→ **Work instructions**: Set down the data below in full and exactly, minus the pictures.
──────── Provided material ────────
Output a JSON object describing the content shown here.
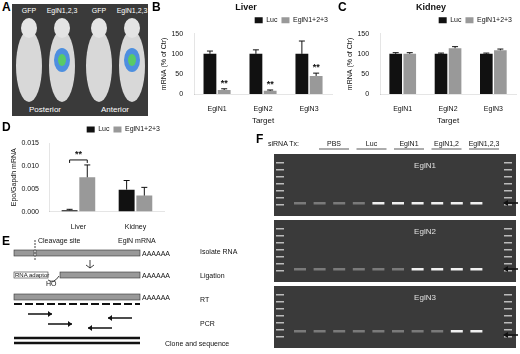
{
  "panels": {
    "A": {
      "panel": "A",
      "labels": [
        "GFP",
        "EglN1,2,3",
        "GFP",
        "EglN1,2,3"
      ],
      "views": [
        "Posterior",
        "Anterior"
      ]
    },
    "E": {
      "panel": "E",
      "cleavage": "Cleavage site",
      "mrna": "EglN mRNA",
      "polyA": "AAAAAA",
      "adaptor": "RNA adaptor",
      "ho": "HO",
      "steps": [
        "Isolate RNA",
        "Ligation",
        "RT",
        "PCR",
        "Clone and sequence"
      ]
    },
    "F": {
      "panel": "F",
      "row_label": "siRNA Tx:",
      "lanes": [
        "PBS",
        "Luc",
        "EglN1",
        "EglN1,2",
        "EglN1,2,3"
      ],
      "gels": [
        "EglN1",
        "EglN2",
        "EglN3"
      ]
    }
  },
  "chart_data": [
    {
      "panel": "B",
      "type": "bar",
      "title": "Liver",
      "xlabel": "Target",
      "ylabel": "mRNA (% of Ctr)",
      "categories": [
        "EglN1",
        "EglN2",
        "EglN3"
      ],
      "series": [
        {
          "name": "Luc",
          "color": "#111111",
          "values": [
            100,
            100,
            100
          ],
          "errors": [
            7,
            10,
            32
          ]
        },
        {
          "name": "EglN1+2+3",
          "color": "#999999",
          "values": [
            10,
            8,
            45
          ],
          "errors": [
            3,
            2,
            7
          ]
        }
      ],
      "ylim": [
        0,
        150
      ],
      "yticks": [
        0,
        50,
        100,
        150
      ],
      "grid": false,
      "legend": "upper right",
      "annotations": [
        {
          "text": "**",
          "category": "EglN1",
          "series": "EglN1+2+3"
        },
        {
          "text": "**",
          "category": "EglN2",
          "series": "EglN1+2+3"
        },
        {
          "text": "**",
          "category": "EglN3",
          "series": "EglN1+2+3"
        }
      ]
    },
    {
      "panel": "C",
      "type": "bar",
      "title": "Kidney",
      "xlabel": "Target",
      "ylabel": "mRNA (% of Ctr)",
      "categories": [
        "EglN1",
        "EglN2",
        "EglN3"
      ],
      "series": [
        {
          "name": "Luc",
          "color": "#111111",
          "values": [
            100,
            100,
            100
          ],
          "errors": [
            3,
            2,
            2
          ]
        },
        {
          "name": "EglN1+2+3",
          "color": "#999999",
          "values": [
            100,
            114,
            109
          ],
          "errors": [
            3,
            4,
            3
          ]
        }
      ],
      "ylim": [
        0,
        150
      ],
      "yticks": [
        0,
        50,
        100,
        150
      ],
      "grid": false,
      "legend": "upper right"
    },
    {
      "panel": "D",
      "type": "bar",
      "ylabel": "Epo/Gapdh mRNA",
      "categories": [
        "Liver",
        "Kidney"
      ],
      "series": [
        {
          "name": "Luc",
          "color": "#111111",
          "values": [
            0.0003,
            0.0048
          ],
          "errors": [
            0.0002,
            0.002
          ]
        },
        {
          "name": "EglN1+2+3",
          "color": "#999999",
          "values": [
            0.0075,
            0.0035
          ],
          "errors": [
            0.0027,
            0.0018
          ]
        }
      ],
      "ylim": [
        0,
        0.015
      ],
      "yticks": [
        {
          "value": 0,
          "label": "0.000"
        },
        {
          "value": 0.005,
          "label": "0.005"
        },
        {
          "value": 0.01,
          "label": "0.010"
        },
        {
          "value": 0.015,
          "label": "0.015"
        }
      ],
      "grid": false,
      "legend": "upper right",
      "annotations": [
        {
          "text": "**",
          "category": "Liver",
          "bracket": true
        }
      ]
    }
  ]
}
────────
→ **Task result**:
Output a JSON object describing the content shown here.
{
  "panels": {
    "A": {
      "panel": "A",
      "labels": [
        "GFP",
        "EglN1,2,3",
        "GFP",
        "EglN1,2,3"
      ],
      "views": [
        "Posterior",
        "Anterior"
      ]
    },
    "E": {
      "panel": "E",
      "cleavage": "Cleavage site",
      "mrna": "EglN mRNA",
      "polyA": "AAAAAA",
      "adaptor": "RNA adaptor",
      "ho": "HO",
      "steps": [
        "Isolate RNA",
        "Ligation",
        "RT",
        "PCR",
        "Clone and sequence"
      ]
    },
    "F": {
      "panel": "F",
      "row_label": "siRNA Tx:",
      "lanes": [
        "PBS",
        "Luc",
        "EglN1",
        "EglN1,2",
        "EglN1,2,3"
      ],
      "gels": [
        "EglN1",
        "EglN2",
        "EglN3"
      ]
    }
  },
  "chart_data": [
    {
      "panel": "B",
      "type": "bar",
      "title": "Liver",
      "xlabel": "Target",
      "ylabel": "mRNA (% of Ctr)",
      "categories": [
        "EglN1",
        "EglN2",
        "EglN3"
      ],
      "series": [
        {
          "name": "Luc",
          "color": "#111111",
          "values": [
            100,
            100,
            100
          ],
          "errors": [
            7,
            10,
            32
          ]
        },
        {
          "name": "EglN1+2+3",
          "color": "#999999",
          "values": [
            10,
            8,
            45
          ],
          "errors": [
            3,
            2,
            7
          ]
        }
      ],
      "ylim": [
        0,
        150
      ],
      "yticks": [
        0,
        50,
        100,
        150
      ],
      "grid": false,
      "legend": "upper right",
      "annotations": [
        {
          "text": "**",
          "category": "EglN1",
          "series": "EglN1+2+3"
        },
        {
          "text": "**",
          "category": "EglN2",
          "series": "EglN1+2+3"
        },
        {
          "text": "**",
          "category": "EglN3",
          "series": "EglN1+2+3"
        }
      ]
    },
    {
      "panel": "C",
      "type": "bar",
      "title": "Kidney",
      "xlabel": "Target",
      "ylabel": "mRNA (% of Ctr)",
      "categories": [
        "EglN1",
        "EglN2",
        "EglN3"
      ],
      "series": [
        {
          "name": "Luc",
          "color": "#111111",
          "values": [
            100,
            100,
            100
          ],
          "errors": [
            3,
            2,
            2
          ]
        },
        {
          "name": "EglN1+2+3",
          "color": "#999999",
          "values": [
            100,
            114,
            109
          ],
          "errors": [
            3,
            4,
            3
          ]
        }
      ],
      "ylim": [
        0,
        150
      ],
      "yticks": [
        0,
        50,
        100,
        150
      ],
      "grid": false,
      "legend": "upper right"
    },
    {
      "panel": "D",
      "type": "bar",
      "ylabel": "Epo/Gapdh mRNA",
      "categories": [
        "Liver",
        "Kidney"
      ],
      "series": [
        {
          "name": "Luc",
          "color": "#111111",
          "values": [
            0.0003,
            0.0048
          ],
          "errors": [
            0.0002,
            0.002
          ]
        },
        {
          "name": "EglN1+2+3",
          "color": "#999999",
          "values": [
            0.0075,
            0.0035
          ],
          "errors": [
            0.0027,
            0.0018
          ]
        }
      ],
      "ylim": [
        0,
        0.015
      ],
      "yticks": [
        {
          "value": 0,
          "label": "0.000"
        },
        {
          "value": 0.005,
          "label": "0.005"
        },
        {
          "value": 0.01,
          "label": "0.010"
        },
        {
          "value": 0.015,
          "label": "0.015"
        }
      ],
      "grid": false,
      "legend": "upper right",
      "annotations": [
        {
          "text": "**",
          "category": "Liver",
          "bracket": true
        }
      ]
    }
  ]
}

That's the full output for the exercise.